OBJECTIVE:
Write out every line of the records below word for word, but leave the pictures out.

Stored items

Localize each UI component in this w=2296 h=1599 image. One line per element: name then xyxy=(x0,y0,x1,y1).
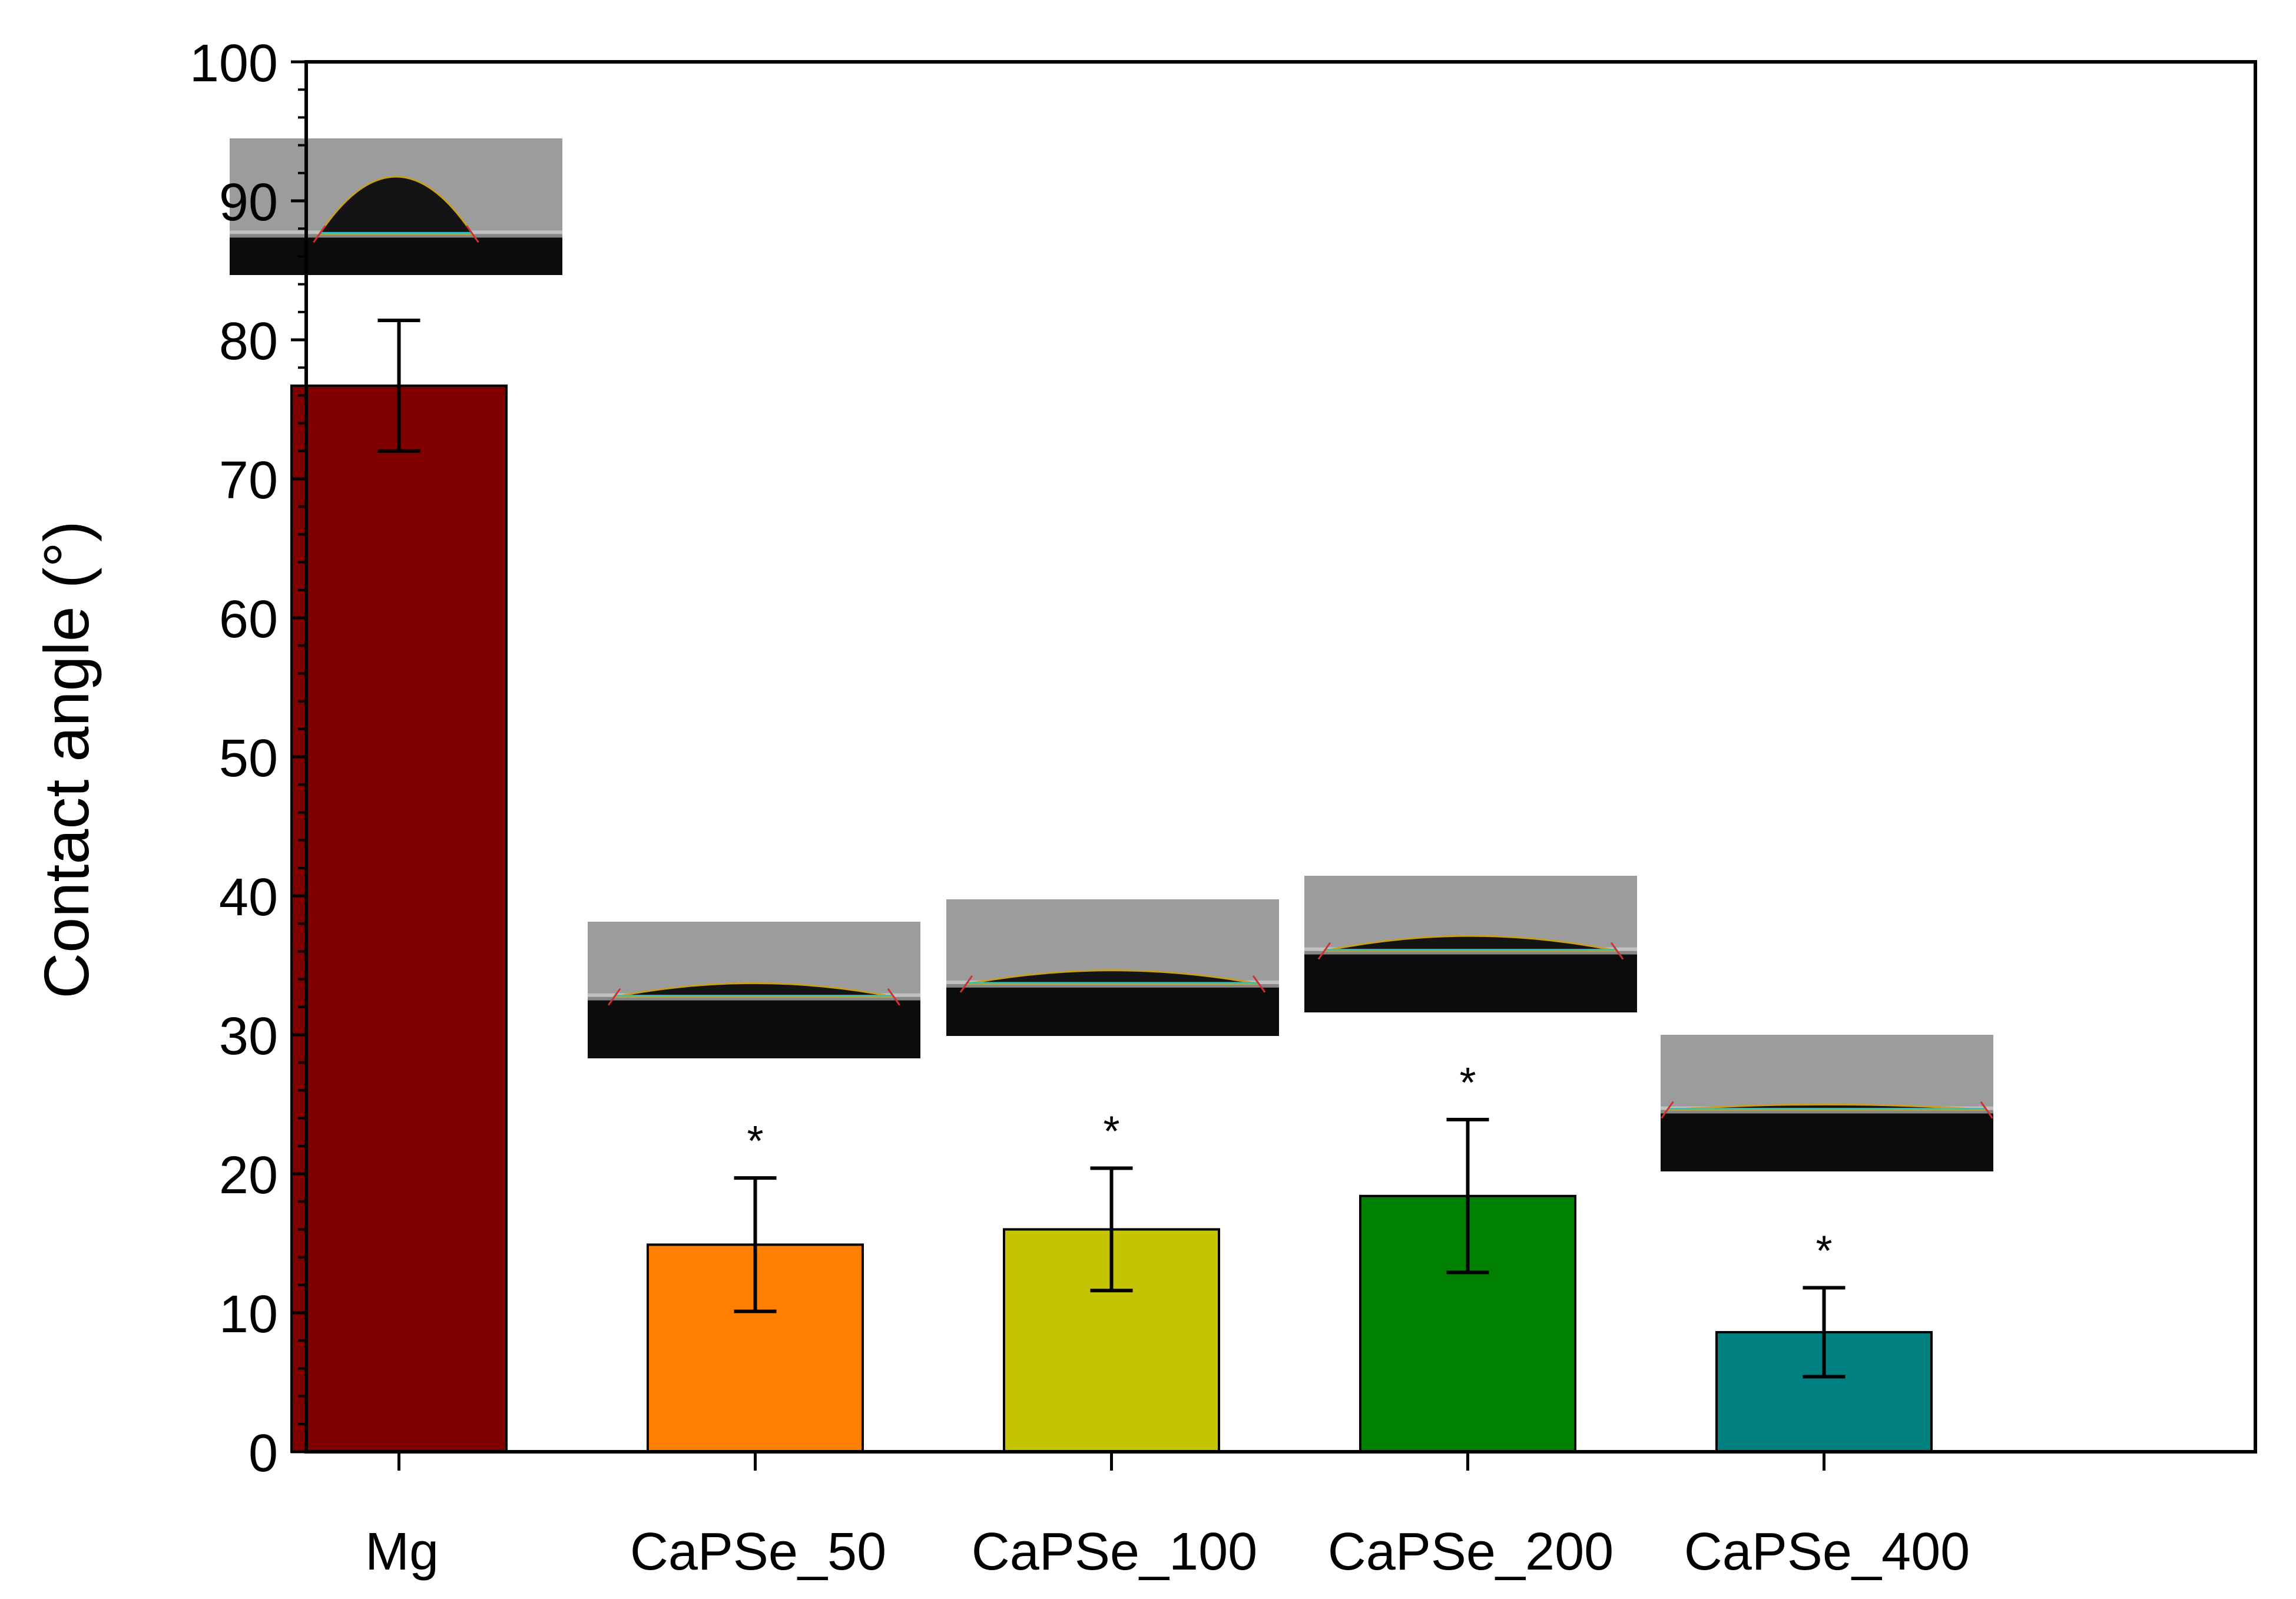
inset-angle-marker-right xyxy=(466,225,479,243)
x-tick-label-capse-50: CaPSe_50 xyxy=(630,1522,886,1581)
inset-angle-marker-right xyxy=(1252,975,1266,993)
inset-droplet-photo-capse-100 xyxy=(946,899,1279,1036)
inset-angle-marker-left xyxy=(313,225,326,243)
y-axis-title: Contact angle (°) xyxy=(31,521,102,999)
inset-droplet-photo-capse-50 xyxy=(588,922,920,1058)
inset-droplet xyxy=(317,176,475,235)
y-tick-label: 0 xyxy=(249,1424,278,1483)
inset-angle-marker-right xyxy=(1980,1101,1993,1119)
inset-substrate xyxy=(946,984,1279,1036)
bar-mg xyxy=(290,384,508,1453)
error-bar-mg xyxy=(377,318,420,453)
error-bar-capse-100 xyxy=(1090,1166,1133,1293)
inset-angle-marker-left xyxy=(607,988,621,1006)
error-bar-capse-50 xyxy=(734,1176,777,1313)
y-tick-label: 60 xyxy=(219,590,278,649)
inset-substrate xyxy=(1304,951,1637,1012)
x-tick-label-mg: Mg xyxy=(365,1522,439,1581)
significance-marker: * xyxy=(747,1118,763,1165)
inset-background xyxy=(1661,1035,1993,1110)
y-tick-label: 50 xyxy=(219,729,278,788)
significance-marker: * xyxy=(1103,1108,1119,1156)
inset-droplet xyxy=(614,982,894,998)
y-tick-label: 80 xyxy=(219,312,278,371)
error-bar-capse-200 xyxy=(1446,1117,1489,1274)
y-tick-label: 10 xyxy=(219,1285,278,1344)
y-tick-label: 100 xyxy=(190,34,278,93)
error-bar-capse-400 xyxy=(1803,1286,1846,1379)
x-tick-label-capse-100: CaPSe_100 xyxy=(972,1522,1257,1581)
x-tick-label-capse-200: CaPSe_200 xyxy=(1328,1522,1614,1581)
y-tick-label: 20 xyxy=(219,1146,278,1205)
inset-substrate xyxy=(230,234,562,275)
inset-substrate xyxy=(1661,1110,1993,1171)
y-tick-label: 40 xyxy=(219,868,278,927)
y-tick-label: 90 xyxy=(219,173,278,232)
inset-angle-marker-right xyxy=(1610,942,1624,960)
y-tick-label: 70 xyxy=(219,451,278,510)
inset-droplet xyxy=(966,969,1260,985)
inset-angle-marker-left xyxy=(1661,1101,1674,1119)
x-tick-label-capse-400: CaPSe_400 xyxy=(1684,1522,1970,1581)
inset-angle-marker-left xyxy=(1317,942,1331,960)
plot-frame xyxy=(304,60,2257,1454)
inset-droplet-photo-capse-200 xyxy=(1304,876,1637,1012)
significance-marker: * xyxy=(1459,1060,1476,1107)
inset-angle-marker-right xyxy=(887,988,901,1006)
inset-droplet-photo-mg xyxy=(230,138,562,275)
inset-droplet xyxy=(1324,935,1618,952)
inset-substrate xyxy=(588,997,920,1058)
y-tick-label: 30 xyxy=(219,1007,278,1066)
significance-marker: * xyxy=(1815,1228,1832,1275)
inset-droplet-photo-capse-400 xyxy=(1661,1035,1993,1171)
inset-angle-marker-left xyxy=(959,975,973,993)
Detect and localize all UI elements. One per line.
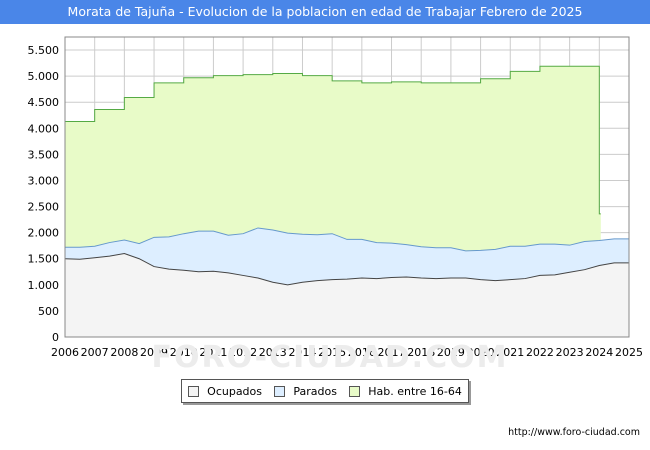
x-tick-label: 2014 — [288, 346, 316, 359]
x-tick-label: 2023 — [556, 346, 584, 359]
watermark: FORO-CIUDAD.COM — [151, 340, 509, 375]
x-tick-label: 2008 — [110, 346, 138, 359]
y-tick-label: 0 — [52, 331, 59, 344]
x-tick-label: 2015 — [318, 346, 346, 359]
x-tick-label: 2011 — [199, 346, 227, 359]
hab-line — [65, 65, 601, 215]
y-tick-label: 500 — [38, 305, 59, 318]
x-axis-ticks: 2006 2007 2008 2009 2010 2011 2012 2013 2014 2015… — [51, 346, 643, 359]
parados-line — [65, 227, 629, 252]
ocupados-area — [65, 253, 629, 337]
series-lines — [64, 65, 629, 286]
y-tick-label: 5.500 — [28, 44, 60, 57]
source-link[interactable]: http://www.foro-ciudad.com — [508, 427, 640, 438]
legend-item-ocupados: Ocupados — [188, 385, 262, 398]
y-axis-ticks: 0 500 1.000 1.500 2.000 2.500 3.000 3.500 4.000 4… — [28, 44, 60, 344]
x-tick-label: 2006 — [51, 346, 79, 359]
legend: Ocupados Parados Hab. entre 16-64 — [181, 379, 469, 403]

FINISHED TASK:
Localize each UI component in this w=2296 h=1599 image. One line per element: name then xyxy=(x0,y0,x1,y1).
inset-angle-marker-right xyxy=(466,225,479,243)
x-tick-label-capse-50: CaPSe_50 xyxy=(630,1522,886,1581)
inset-angle-marker-right xyxy=(1252,975,1266,993)
inset-droplet-photo-capse-100 xyxy=(946,899,1279,1036)
inset-angle-marker-left xyxy=(313,225,326,243)
y-axis-title: Contact angle (°) xyxy=(31,521,102,999)
inset-droplet-photo-capse-50 xyxy=(588,922,920,1058)
inset-droplet xyxy=(317,176,475,235)
y-tick-label: 0 xyxy=(249,1424,278,1483)
inset-angle-marker-right xyxy=(1980,1101,1993,1119)
inset-substrate xyxy=(946,984,1279,1036)
bar-mg xyxy=(290,384,508,1453)
error-bar-mg xyxy=(377,318,420,453)
error-bar-capse-100 xyxy=(1090,1166,1133,1293)
inset-angle-marker-left xyxy=(607,988,621,1006)
error-bar-capse-50 xyxy=(734,1176,777,1313)
y-tick-label: 60 xyxy=(219,590,278,649)
inset-substrate xyxy=(1304,951,1637,1012)
x-tick-label-mg: Mg xyxy=(365,1522,439,1581)
significance-marker: * xyxy=(747,1118,763,1165)
inset-background xyxy=(1661,1035,1993,1110)
y-tick-label: 50 xyxy=(219,729,278,788)
significance-marker: * xyxy=(1103,1108,1119,1156)
inset-droplet xyxy=(614,982,894,998)
y-tick-label: 80 xyxy=(219,312,278,371)
error-bar-capse-200 xyxy=(1446,1117,1489,1274)
y-tick-label: 10 xyxy=(219,1285,278,1344)
y-tick-label: 100 xyxy=(190,34,278,93)
error-bar-capse-400 xyxy=(1803,1286,1846,1379)
x-tick-label-capse-100: CaPSe_100 xyxy=(972,1522,1257,1581)
x-tick-label-capse-200: CaPSe_200 xyxy=(1328,1522,1614,1581)
y-tick-label: 20 xyxy=(219,1146,278,1205)
inset-substrate xyxy=(230,234,562,275)
inset-substrate xyxy=(1661,1110,1993,1171)
y-tick-label: 40 xyxy=(219,868,278,927)
y-tick-label: 90 xyxy=(219,173,278,232)
inset-angle-marker-right xyxy=(1610,942,1624,960)
y-tick-label: 70 xyxy=(219,451,278,510)
inset-droplet xyxy=(966,969,1260,985)
inset-angle-marker-left xyxy=(1661,1101,1674,1119)
x-tick-label-capse-400: CaPSe_400 xyxy=(1684,1522,1970,1581)
inset-angle-marker-left xyxy=(1317,942,1331,960)
plot-frame xyxy=(304,60,2257,1454)
inset-droplet-photo-capse-200 xyxy=(1304,876,1637,1012)
significance-marker: * xyxy=(1459,1060,1476,1107)
inset-angle-marker-right xyxy=(887,988,901,1006)
inset-droplet-photo-mg xyxy=(230,138,562,275)
inset-droplet xyxy=(1324,935,1618,952)
inset-substrate xyxy=(588,997,920,1058)
y-tick-label: 30 xyxy=(219,1007,278,1066)
significance-marker: * xyxy=(1815,1228,1832,1275)
inset-droplet-photo-capse-400 xyxy=(1661,1035,1993,1171)
inset-angle-marker-left xyxy=(959,975,973,993)
Detect and localize all UI elements. One per line.
x-tick-label: 2014 — [288, 346, 316, 359]
x-tick-label: 2023 — [556, 346, 584, 359]
watermark: FORO-CIUDAD.COM — [151, 340, 509, 375]
x-tick-label: 2008 — [110, 346, 138, 359]
y-tick-label: 0 — [52, 331, 59, 344]
x-tick-label: 2015 — [318, 346, 346, 359]
x-tick-label: 2011 — [199, 346, 227, 359]
hab-line — [65, 65, 601, 215]
y-tick-label: 500 — [38, 305, 59, 318]
x-axis-ticks: 2006 2007 2008 2009 2010 2011 2012 2013 2014 2015… — [51, 346, 643, 359]
parados-line — [65, 227, 629, 252]
ocupados-area — [65, 253, 629, 337]
series-lines — [64, 65, 629, 286]
y-tick-label: 5.500 — [28, 44, 60, 57]
source-link[interactable]: http://www.foro-ciudad.com — [508, 427, 640, 438]
legend-item-ocupados: Ocupados — [188, 385, 262, 398]
y-axis-ticks: 0 500 1.000 1.500 2.000 2.500 3.000 3.500 4.000 4… — [28, 44, 60, 344]
x-tick-label: 2006 — [51, 346, 79, 359]
legend: Ocupados Parados Hab. entre 16-64 — [181, 379, 469, 403]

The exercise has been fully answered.